WHAT YOU WILL DO -
Can you print the data exactly and leave out each image?

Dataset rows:
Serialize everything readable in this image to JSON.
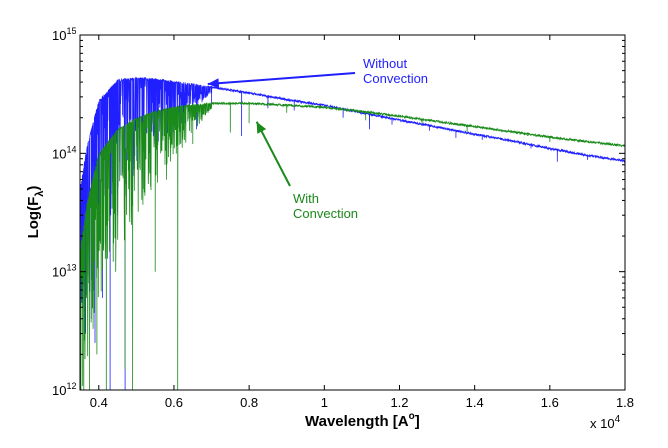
{
  "chart_data": {
    "type": "line",
    "title": "",
    "xlabel": "Wavelength [A",
    "xlabel_sup": "o",
    "xlabel_tail": "]",
    "x_multiplier": "x 10",
    "x_multiplier_exp": "4",
    "ylabel": "Log(F",
    "ylabel_sub": "λ",
    "ylabel_tail": ")",
    "xlim": [
      3500,
      18000
    ],
    "ylim": [
      1000000000000.0,
      1000000000000000.0
    ],
    "yscale": "log",
    "grid": false,
    "x_ticks": [
      {
        "value": 4000,
        "label": "0.4"
      },
      {
        "value": 6000,
        "label": "0.6"
      },
      {
        "value": 8000,
        "label": "0.8"
      },
      {
        "value": 10000,
        "label": "1"
      },
      {
        "value": 12000,
        "label": "1.2"
      },
      {
        "value": 14000,
        "label": "1.4"
      },
      {
        "value": 16000,
        "label": "1.6"
      },
      {
        "value": 18000,
        "label": "1.8"
      }
    ],
    "y_ticks": [
      {
        "value": 1000000000000.0,
        "base": "10",
        "exp": "12"
      },
      {
        "value": 10000000000000.0,
        "base": "10",
        "exp": "13"
      },
      {
        "value": 100000000000000.0,
        "base": "10",
        "exp": "14"
      },
      {
        "value": 1000000000000000.0,
        "base": "10",
        "exp": "15"
      }
    ],
    "series": [
      {
        "name": "Without Convection",
        "color": "#1f1fff",
        "continuum": [
          [
            3500,
            50000000000000.0
          ],
          [
            3700,
            120000000000000.0
          ],
          [
            4000,
            280000000000000.0
          ],
          [
            4500,
            420000000000000.0
          ],
          [
            5000,
            440000000000000.0
          ],
          [
            5500,
            430000000000000.0
          ],
          [
            6000,
            410000000000000.0
          ],
          [
            6500,
            390000000000000.0
          ],
          [
            7000,
            370000000000000.0
          ],
          [
            8000,
            330000000000000.0
          ],
          [
            9000,
            290000000000000.0
          ],
          [
            10000,
            260000000000000.0
          ],
          [
            11000,
            225000000000000.0
          ],
          [
            12000,
            195000000000000.0
          ],
          [
            13000,
            170000000000000.0
          ],
          [
            14000,
            148000000000000.0
          ],
          [
            15000,
            130000000000000.0
          ],
          [
            16000,
            112000000000000.0
          ],
          [
            17000,
            98000000000000.0
          ],
          [
            18000,
            88000000000000.0
          ]
        ],
        "absorption_lines": [
          [
            3650,
            3000000000000.0
          ],
          [
            3800,
            4000000000000.0
          ],
          [
            3900,
            2500000000000.0
          ],
          [
            4100,
            6000000000000.0
          ],
          [
            4300,
            1000000000000.0
          ],
          [
            4500,
            30000000000000.0
          ],
          [
            4700,
            1000000000000.0
          ],
          [
            4900,
            50000000000000.0
          ],
          [
            5200,
            80000000000000.0
          ],
          [
            5500,
            120000000000000.0
          ],
          [
            5900,
            150000000000000.0
          ],
          [
            6300,
            180000000000000.0
          ],
          [
            6600,
            160000000000000.0
          ],
          [
            7000,
            260000000000000.0
          ],
          [
            7800,
            140000000000000.0
          ],
          [
            8500,
            240000000000000.0
          ],
          [
            9200,
            230000000000000.0
          ],
          [
            10500,
            200000000000000.0
          ],
          [
            11200,
            160000000000000.0
          ],
          [
            11800,
            175000000000000.0
          ],
          [
            12800,
            155000000000000.0
          ],
          [
            13500,
            135000000000000.0
          ],
          [
            14200,
            130000000000000.0
          ],
          [
            15500,
            110000000000000.0
          ],
          [
            16200,
            85000000000000.0
          ],
          [
            17000,
            88000000000000.0
          ]
        ]
      },
      {
        "name": "With Convection",
        "color": "#1a8a1a",
        "continuum": [
          [
            3500,
            15000000000000.0
          ],
          [
            3700,
            40000000000000.0
          ],
          [
            4000,
            100000000000000.0
          ],
          [
            4500,
            160000000000000.0
          ],
          [
            5000,
            200000000000000.0
          ],
          [
            5500,
            230000000000000.0
          ],
          [
            6000,
            250000000000000.0
          ],
          [
            6500,
            260000000000000.0
          ],
          [
            7000,
            270000000000000.0
          ],
          [
            8000,
            270000000000000.0
          ],
          [
            9000,
            260000000000000.0
          ],
          [
            10000,
            250000000000000.0
          ],
          [
            11000,
            230000000000000.0
          ],
          [
            12000,
            210000000000000.0
          ],
          [
            13000,
            190000000000000.0
          ],
          [
            14000,
            172000000000000.0
          ],
          [
            15000,
            155000000000000.0
          ],
          [
            16000,
            140000000000000.0
          ],
          [
            17000,
            128000000000000.0
          ],
          [
            18000,
            118000000000000.0
          ]
        ],
        "absorption_lines": [
          [
            3600,
            1000000000000.0
          ],
          [
            3750,
            1000000000000.0
          ],
          [
            3950,
            2000000000000.0
          ],
          [
            4200,
            1000000000000.0
          ],
          [
            4450,
            10000000000000.0
          ],
          [
            4700,
            1500000000000.0
          ],
          [
            4900,
            1000000000000.0
          ],
          [
            5200,
            50000000000000.0
          ],
          [
            5500,
            10000000000000.0
          ],
          [
            5800,
            60000000000000.0
          ],
          [
            6100,
            1000000000000.0
          ],
          [
            6500,
            120000000000000.0
          ],
          [
            7500,
            150000000000000.0
          ],
          [
            8000,
            180000000000000.0
          ],
          [
            9000,
            220000000000000.0
          ],
          [
            11100,
            190000000000000.0
          ],
          [
            12600,
            175000000000000.0
          ],
          [
            13800,
            150000000000000.0
          ],
          [
            15400,
            140000000000000.0
          ],
          [
            16000,
            125000000000000.0
          ]
        ]
      }
    ],
    "annotations": [
      {
        "lines": [
          "Without",
          "Convection"
        ],
        "color": "#1f1fff",
        "arrow_to": [
          6900,
          385000000000000.0
        ]
      },
      {
        "lines": [
          "With",
          "Convection"
        ],
        "color": "#1a8a1a",
        "arrow_to": [
          8200,
          185000000000000.0
        ]
      }
    ]
  }
}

RESULT OF THIS EXERCISE -
Serialize everything readable in this image to JSON.
{
  "chart_data": {
    "type": "line",
    "title": "",
    "xlabel": "Wavelength [A",
    "xlabel_sup": "o",
    "xlabel_tail": "]",
    "x_multiplier": "x 10",
    "x_multiplier_exp": "4",
    "ylabel": "Log(F",
    "ylabel_sub": "λ",
    "ylabel_tail": ")",
    "xlim": [
      3500,
      18000
    ],
    "ylim": [
      1000000000000.0,
      1000000000000000.0
    ],
    "yscale": "log",
    "grid": false,
    "x_ticks": [
      {
        "value": 4000,
        "label": "0.4"
      },
      {
        "value": 6000,
        "label": "0.6"
      },
      {
        "value": 8000,
        "label": "0.8"
      },
      {
        "value": 10000,
        "label": "1"
      },
      {
        "value": 12000,
        "label": "1.2"
      },
      {
        "value": 14000,
        "label": "1.4"
      },
      {
        "value": 16000,
        "label": "1.6"
      },
      {
        "value": 18000,
        "label": "1.8"
      }
    ],
    "y_ticks": [
      {
        "value": 1000000000000.0,
        "base": "10",
        "exp": "12"
      },
      {
        "value": 10000000000000.0,
        "base": "10",
        "exp": "13"
      },
      {
        "value": 100000000000000.0,
        "base": "10",
        "exp": "14"
      },
      {
        "value": 1000000000000000.0,
        "base": "10",
        "exp": "15"
      }
    ],
    "series": [
      {
        "name": "Without Convection",
        "color": "#1f1fff",
        "continuum": [
          [
            3500,
            50000000000000.0
          ],
          [
            3700,
            120000000000000.0
          ],
          [
            4000,
            280000000000000.0
          ],
          [
            4500,
            420000000000000.0
          ],
          [
            5000,
            440000000000000.0
          ],
          [
            5500,
            430000000000000.0
          ],
          [
            6000,
            410000000000000.0
          ],
          [
            6500,
            390000000000000.0
          ],
          [
            7000,
            370000000000000.0
          ],
          [
            8000,
            330000000000000.0
          ],
          [
            9000,
            290000000000000.0
          ],
          [
            10000,
            260000000000000.0
          ],
          [
            11000,
            225000000000000.0
          ],
          [
            12000,
            195000000000000.0
          ],
          [
            13000,
            170000000000000.0
          ],
          [
            14000,
            148000000000000.0
          ],
          [
            15000,
            130000000000000.0
          ],
          [
            16000,
            112000000000000.0
          ],
          [
            17000,
            98000000000000.0
          ],
          [
            18000,
            88000000000000.0
          ]
        ],
        "absorption_lines": [
          [
            3650,
            3000000000000.0
          ],
          [
            3800,
            4000000000000.0
          ],
          [
            3900,
            2500000000000.0
          ],
          [
            4100,
            6000000000000.0
          ],
          [
            4300,
            1000000000000.0
          ],
          [
            4500,
            30000000000000.0
          ],
          [
            4700,
            1000000000000.0
          ],
          [
            4900,
            50000000000000.0
          ],
          [
            5200,
            80000000000000.0
          ],
          [
            5500,
            120000000000000.0
          ],
          [
            5900,
            150000000000000.0
          ],
          [
            6300,
            180000000000000.0
          ],
          [
            6600,
            160000000000000.0
          ],
          [
            7000,
            260000000000000.0
          ],
          [
            7800,
            140000000000000.0
          ],
          [
            8500,
            240000000000000.0
          ],
          [
            9200,
            230000000000000.0
          ],
          [
            10500,
            200000000000000.0
          ],
          [
            11200,
            160000000000000.0
          ],
          [
            11800,
            175000000000000.0
          ],
          [
            12800,
            155000000000000.0
          ],
          [
            13500,
            135000000000000.0
          ],
          [
            14200,
            130000000000000.0
          ],
          [
            15500,
            110000000000000.0
          ],
          [
            16200,
            85000000000000.0
          ],
          [
            17000,
            88000000000000.0
          ]
        ]
      },
      {
        "name": "With Convection",
        "color": "#1a8a1a",
        "continuum": [
          [
            3500,
            15000000000000.0
          ],
          [
            3700,
            40000000000000.0
          ],
          [
            4000,
            100000000000000.0
          ],
          [
            4500,
            160000000000000.0
          ],
          [
            5000,
            200000000000000.0
          ],
          [
            5500,
            230000000000000.0
          ],
          [
            6000,
            250000000000000.0
          ],
          [
            6500,
            260000000000000.0
          ],
          [
            7000,
            270000000000000.0
          ],
          [
            8000,
            270000000000000.0
          ],
          [
            9000,
            260000000000000.0
          ],
          [
            10000,
            250000000000000.0
          ],
          [
            11000,
            230000000000000.0
          ],
          [
            12000,
            210000000000000.0
          ],
          [
            13000,
            190000000000000.0
          ],
          [
            14000,
            172000000000000.0
          ],
          [
            15000,
            155000000000000.0
          ],
          [
            16000,
            140000000000000.0
          ],
          [
            17000,
            128000000000000.0
          ],
          [
            18000,
            118000000000000.0
          ]
        ],
        "absorption_lines": [
          [
            3600,
            1000000000000.0
          ],
          [
            3750,
            1000000000000.0
          ],
          [
            3950,
            2000000000000.0
          ],
          [
            4200,
            1000000000000.0
          ],
          [
            4450,
            10000000000000.0
          ],
          [
            4700,
            1500000000000.0
          ],
          [
            4900,
            1000000000000.0
          ],
          [
            5200,
            50000000000000.0
          ],
          [
            5500,
            10000000000000.0
          ],
          [
            5800,
            60000000000000.0
          ],
          [
            6100,
            1000000000000.0
          ],
          [
            6500,
            120000000000000.0
          ],
          [
            7500,
            150000000000000.0
          ],
          [
            8000,
            180000000000000.0
          ],
          [
            9000,
            220000000000000.0
          ],
          [
            11100,
            190000000000000.0
          ],
          [
            12600,
            175000000000000.0
          ],
          [
            13800,
            150000000000000.0
          ],
          [
            15400,
            140000000000000.0
          ],
          [
            16000,
            125000000000000.0
          ]
        ]
      }
    ],
    "annotations": [
      {
        "lines": [
          "Without",
          "Convection"
        ],
        "color": "#1f1fff",
        "arrow_to": [
          6900,
          385000000000000.0
        ]
      },
      {
        "lines": [
          "With",
          "Convection"
        ],
        "color": "#1a8a1a",
        "arrow_to": [
          8200,
          185000000000000.0
        ]
      }
    ]
  }
}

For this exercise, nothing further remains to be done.